Your instructions: Of all the lines in the records below, how many hold the word "name"? Give the number alone.

[Figure record listings]
* * * * * * *

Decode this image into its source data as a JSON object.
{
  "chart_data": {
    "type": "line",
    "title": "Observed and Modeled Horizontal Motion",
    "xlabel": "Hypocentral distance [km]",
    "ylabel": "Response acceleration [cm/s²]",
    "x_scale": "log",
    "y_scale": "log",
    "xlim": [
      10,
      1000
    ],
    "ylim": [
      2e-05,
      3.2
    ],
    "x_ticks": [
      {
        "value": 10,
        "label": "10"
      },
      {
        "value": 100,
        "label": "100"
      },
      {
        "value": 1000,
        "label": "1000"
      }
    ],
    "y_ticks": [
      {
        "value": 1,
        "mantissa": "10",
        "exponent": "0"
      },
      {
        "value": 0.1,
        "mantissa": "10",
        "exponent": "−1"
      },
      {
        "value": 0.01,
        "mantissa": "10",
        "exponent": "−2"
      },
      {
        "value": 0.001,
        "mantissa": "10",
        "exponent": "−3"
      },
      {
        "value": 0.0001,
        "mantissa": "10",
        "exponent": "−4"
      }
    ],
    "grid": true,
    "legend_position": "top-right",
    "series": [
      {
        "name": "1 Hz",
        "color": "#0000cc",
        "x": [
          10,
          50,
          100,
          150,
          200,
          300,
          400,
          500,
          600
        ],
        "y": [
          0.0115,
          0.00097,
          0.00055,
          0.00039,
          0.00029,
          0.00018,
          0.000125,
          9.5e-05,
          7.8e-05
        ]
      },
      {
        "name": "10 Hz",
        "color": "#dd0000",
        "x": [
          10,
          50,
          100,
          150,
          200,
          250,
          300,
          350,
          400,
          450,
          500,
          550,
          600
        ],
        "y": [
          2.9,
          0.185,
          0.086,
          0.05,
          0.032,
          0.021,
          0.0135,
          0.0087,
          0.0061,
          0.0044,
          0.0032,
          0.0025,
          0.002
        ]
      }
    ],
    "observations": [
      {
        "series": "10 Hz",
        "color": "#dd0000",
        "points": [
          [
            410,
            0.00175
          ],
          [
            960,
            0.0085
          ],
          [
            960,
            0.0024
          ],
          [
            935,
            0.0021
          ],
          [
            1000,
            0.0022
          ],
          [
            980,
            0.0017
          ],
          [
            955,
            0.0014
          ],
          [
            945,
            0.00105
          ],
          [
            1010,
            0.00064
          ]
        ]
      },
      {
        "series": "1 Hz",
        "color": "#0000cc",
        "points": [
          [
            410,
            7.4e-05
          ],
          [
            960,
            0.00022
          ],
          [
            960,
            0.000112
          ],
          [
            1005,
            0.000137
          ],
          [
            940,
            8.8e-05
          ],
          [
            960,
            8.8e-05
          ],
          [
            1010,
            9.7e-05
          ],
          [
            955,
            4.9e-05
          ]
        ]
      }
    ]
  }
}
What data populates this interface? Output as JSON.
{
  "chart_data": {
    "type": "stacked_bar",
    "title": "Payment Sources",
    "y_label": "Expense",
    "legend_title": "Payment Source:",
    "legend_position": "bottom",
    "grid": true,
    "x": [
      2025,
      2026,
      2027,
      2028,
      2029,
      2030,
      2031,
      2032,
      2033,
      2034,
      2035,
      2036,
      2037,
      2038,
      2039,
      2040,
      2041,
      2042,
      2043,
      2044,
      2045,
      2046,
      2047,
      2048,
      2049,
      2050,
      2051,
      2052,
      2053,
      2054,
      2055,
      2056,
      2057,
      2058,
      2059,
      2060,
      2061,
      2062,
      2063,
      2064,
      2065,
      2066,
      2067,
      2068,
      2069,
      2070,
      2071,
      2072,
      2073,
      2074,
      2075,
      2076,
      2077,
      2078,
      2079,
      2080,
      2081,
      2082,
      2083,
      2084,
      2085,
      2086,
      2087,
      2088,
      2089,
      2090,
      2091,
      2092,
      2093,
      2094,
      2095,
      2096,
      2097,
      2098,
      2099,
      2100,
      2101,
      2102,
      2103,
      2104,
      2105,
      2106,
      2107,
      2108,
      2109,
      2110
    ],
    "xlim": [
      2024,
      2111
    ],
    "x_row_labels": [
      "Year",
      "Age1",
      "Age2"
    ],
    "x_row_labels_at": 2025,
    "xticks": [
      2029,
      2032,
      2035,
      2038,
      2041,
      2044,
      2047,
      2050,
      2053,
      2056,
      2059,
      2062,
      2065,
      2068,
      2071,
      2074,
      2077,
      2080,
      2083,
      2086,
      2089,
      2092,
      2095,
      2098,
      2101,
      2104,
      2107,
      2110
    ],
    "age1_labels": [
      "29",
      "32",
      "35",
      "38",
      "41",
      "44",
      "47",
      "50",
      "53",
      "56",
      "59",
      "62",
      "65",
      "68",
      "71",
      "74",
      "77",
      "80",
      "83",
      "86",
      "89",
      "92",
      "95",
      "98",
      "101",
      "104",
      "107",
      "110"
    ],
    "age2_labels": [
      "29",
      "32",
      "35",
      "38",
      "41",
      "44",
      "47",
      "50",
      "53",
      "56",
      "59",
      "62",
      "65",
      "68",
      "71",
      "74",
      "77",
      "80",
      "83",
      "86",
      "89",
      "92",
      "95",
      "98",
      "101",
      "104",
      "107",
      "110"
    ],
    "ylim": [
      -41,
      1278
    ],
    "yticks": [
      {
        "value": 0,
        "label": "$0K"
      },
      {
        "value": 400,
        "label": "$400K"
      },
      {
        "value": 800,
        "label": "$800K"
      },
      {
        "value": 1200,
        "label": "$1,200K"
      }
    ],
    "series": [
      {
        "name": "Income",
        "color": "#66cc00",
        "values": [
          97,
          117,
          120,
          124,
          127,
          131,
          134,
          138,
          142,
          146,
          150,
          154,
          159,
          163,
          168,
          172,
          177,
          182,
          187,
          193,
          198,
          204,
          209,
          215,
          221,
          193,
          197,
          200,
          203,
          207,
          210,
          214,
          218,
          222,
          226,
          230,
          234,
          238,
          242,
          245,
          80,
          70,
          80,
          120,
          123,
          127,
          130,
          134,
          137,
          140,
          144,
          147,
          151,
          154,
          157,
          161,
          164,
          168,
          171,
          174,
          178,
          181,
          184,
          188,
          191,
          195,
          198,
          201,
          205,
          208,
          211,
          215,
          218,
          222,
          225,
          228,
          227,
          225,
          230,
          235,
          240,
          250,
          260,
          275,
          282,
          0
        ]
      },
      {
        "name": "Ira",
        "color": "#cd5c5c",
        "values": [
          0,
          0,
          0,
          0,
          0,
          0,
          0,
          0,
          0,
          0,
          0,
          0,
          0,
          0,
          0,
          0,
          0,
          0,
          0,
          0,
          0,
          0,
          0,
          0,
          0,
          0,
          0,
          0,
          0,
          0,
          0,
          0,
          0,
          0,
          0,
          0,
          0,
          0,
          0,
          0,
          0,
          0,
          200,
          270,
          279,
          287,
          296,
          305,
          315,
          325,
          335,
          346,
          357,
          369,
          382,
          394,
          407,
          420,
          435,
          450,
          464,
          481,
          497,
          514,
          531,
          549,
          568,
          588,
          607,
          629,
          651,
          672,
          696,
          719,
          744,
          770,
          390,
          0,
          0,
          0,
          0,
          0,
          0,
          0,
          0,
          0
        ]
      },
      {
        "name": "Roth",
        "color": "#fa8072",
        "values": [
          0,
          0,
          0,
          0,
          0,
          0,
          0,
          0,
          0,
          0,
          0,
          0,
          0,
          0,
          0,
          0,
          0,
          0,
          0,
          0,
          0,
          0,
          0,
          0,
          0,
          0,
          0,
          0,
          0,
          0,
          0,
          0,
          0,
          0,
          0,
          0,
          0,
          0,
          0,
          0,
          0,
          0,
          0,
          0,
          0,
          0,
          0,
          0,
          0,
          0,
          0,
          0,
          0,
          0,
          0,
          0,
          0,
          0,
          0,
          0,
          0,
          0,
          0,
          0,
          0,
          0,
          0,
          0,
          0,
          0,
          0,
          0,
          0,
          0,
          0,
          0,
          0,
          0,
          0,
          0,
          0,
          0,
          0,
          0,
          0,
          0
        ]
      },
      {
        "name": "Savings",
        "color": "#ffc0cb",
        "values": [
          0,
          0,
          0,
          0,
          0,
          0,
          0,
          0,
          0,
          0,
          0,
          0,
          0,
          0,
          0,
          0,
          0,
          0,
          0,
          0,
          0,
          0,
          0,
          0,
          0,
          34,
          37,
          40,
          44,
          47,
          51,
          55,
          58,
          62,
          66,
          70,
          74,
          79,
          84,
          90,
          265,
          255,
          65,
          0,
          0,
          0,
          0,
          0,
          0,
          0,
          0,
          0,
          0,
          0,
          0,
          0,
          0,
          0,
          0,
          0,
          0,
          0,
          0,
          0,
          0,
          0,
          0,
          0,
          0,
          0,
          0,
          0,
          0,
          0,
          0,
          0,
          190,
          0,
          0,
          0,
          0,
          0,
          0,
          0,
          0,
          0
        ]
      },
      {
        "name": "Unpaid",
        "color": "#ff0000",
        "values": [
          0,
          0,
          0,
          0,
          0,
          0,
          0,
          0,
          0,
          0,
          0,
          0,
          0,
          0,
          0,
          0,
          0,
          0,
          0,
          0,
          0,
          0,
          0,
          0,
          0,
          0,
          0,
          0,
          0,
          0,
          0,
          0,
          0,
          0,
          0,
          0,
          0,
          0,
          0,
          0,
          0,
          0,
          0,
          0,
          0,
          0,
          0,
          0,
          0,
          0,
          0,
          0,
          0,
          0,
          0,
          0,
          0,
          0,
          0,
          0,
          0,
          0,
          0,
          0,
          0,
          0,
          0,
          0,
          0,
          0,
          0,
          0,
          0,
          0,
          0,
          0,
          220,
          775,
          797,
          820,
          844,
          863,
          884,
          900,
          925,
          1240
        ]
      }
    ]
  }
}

* * * * * * *

Solution to this exercise: 7